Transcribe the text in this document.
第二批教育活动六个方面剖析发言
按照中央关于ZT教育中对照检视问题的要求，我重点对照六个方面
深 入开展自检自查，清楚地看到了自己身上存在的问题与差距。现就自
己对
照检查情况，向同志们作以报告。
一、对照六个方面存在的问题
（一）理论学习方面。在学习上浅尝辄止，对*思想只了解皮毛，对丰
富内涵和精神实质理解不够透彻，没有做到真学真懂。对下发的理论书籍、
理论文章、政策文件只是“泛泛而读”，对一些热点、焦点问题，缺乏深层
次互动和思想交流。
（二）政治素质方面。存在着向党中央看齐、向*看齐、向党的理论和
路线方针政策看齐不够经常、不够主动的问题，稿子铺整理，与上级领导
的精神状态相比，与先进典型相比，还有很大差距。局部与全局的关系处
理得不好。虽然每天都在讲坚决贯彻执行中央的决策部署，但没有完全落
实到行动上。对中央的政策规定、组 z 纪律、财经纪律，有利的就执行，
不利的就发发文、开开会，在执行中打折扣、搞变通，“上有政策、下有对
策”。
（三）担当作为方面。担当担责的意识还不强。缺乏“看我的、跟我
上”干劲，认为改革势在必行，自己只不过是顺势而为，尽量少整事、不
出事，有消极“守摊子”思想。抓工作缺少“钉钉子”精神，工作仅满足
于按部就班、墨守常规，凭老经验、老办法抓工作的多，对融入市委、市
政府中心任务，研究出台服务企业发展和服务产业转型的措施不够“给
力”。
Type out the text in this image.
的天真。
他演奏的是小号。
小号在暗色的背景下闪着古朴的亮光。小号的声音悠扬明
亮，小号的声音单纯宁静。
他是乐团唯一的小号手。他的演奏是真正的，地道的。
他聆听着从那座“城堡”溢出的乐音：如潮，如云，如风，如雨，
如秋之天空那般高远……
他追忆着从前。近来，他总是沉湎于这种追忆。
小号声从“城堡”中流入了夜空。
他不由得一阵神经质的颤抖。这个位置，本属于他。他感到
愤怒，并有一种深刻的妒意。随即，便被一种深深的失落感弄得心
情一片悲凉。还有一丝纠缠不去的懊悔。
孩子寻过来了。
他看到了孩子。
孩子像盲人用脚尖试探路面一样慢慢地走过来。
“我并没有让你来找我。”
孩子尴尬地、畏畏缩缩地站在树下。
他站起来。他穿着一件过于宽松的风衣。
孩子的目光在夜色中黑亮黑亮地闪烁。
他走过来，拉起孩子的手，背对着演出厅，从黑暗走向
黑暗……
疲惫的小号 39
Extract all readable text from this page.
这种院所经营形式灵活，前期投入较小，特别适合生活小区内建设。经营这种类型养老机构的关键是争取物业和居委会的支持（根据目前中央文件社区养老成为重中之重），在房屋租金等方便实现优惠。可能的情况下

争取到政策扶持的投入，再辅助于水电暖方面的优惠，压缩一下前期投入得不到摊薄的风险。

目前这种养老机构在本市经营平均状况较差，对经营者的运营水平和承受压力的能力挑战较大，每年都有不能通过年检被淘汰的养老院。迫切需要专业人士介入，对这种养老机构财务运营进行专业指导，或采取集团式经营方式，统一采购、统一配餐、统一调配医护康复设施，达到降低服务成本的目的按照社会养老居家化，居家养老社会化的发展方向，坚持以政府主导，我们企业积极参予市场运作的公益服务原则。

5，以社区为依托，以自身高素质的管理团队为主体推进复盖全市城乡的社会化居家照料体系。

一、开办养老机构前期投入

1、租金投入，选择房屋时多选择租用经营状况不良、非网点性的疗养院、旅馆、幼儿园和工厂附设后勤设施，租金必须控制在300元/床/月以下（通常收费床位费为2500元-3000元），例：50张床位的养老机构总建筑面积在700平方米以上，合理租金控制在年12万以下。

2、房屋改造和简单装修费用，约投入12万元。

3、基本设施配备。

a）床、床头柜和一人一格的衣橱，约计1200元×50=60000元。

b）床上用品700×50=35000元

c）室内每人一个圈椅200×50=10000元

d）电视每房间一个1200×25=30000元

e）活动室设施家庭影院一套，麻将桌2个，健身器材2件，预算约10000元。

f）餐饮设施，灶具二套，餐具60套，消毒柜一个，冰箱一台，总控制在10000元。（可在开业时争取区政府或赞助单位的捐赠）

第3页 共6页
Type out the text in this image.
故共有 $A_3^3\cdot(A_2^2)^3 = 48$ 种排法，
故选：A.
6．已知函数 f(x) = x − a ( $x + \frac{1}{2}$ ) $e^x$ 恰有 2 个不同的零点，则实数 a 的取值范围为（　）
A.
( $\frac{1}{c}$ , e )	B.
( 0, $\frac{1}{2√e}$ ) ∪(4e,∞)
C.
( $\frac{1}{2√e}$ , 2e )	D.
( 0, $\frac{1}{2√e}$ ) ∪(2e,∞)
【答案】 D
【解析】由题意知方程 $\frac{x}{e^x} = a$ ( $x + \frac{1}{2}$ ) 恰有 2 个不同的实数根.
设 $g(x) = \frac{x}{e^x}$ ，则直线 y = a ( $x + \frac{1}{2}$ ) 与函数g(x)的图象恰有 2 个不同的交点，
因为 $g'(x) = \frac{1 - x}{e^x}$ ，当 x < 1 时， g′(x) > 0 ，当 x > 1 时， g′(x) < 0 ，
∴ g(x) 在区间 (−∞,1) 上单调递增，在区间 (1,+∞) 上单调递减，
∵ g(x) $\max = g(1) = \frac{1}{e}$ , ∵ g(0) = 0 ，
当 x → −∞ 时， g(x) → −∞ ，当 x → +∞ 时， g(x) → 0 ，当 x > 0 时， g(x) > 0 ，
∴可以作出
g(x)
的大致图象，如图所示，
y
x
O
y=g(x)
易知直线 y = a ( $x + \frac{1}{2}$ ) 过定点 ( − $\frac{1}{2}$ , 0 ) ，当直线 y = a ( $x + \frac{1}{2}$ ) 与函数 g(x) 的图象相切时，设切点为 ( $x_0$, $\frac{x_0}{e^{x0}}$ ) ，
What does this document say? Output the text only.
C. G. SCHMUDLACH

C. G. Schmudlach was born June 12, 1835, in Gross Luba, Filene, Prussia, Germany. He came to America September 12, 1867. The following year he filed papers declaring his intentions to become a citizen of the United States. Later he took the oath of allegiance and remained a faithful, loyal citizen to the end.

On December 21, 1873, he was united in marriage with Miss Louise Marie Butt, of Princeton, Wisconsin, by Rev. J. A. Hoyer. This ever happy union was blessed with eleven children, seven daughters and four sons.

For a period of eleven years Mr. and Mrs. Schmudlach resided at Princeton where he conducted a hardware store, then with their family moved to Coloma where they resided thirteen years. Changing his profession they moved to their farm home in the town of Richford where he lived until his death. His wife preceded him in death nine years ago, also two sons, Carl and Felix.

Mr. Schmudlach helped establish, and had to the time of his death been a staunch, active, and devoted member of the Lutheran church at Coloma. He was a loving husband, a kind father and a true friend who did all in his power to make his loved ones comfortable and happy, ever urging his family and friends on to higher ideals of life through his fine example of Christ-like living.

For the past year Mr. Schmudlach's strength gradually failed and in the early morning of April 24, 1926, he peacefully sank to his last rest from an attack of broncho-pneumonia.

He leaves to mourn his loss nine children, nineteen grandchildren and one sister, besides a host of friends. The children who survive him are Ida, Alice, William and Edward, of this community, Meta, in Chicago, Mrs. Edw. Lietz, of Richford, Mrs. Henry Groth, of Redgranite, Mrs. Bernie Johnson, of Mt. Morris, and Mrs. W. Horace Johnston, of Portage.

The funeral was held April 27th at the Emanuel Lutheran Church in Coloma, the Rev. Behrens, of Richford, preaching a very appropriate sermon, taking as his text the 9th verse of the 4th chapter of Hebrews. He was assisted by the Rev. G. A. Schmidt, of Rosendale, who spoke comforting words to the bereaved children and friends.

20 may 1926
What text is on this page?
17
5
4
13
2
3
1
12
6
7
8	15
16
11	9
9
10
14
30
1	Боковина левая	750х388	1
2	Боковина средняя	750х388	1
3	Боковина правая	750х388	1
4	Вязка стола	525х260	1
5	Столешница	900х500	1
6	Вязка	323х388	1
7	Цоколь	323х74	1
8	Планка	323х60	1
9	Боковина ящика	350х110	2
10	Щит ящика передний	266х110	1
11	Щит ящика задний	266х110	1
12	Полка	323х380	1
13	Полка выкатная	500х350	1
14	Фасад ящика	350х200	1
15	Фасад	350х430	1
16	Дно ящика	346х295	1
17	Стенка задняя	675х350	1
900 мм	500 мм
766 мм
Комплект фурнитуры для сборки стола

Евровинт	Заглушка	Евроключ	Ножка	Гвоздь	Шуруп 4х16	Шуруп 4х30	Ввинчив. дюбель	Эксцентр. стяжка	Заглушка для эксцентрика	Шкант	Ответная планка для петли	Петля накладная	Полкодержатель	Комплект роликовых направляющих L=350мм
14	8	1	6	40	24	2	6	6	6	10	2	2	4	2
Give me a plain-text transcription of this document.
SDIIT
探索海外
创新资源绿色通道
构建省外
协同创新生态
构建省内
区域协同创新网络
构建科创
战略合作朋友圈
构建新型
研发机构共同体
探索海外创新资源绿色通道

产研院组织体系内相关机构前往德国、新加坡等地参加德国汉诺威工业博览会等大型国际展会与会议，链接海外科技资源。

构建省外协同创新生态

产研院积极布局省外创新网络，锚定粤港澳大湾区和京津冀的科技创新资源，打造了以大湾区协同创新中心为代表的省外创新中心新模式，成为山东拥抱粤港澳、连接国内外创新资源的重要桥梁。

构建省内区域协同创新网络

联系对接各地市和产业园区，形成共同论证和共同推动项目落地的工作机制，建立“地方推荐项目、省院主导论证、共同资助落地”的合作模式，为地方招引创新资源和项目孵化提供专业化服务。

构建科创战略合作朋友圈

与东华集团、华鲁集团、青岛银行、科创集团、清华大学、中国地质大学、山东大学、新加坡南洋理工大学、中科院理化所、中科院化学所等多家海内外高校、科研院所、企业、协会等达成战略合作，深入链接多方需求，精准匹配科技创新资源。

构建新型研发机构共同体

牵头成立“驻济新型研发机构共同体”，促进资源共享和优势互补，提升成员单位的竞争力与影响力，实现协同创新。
☆ ☆ ☆
» WHAT THE EXERCISE ASKS
From the listing, copy each line containing the word "стола".

» THE OUTPUT
4	Вязка стола	525х260	1
Комплект фурнитуры для сборки стола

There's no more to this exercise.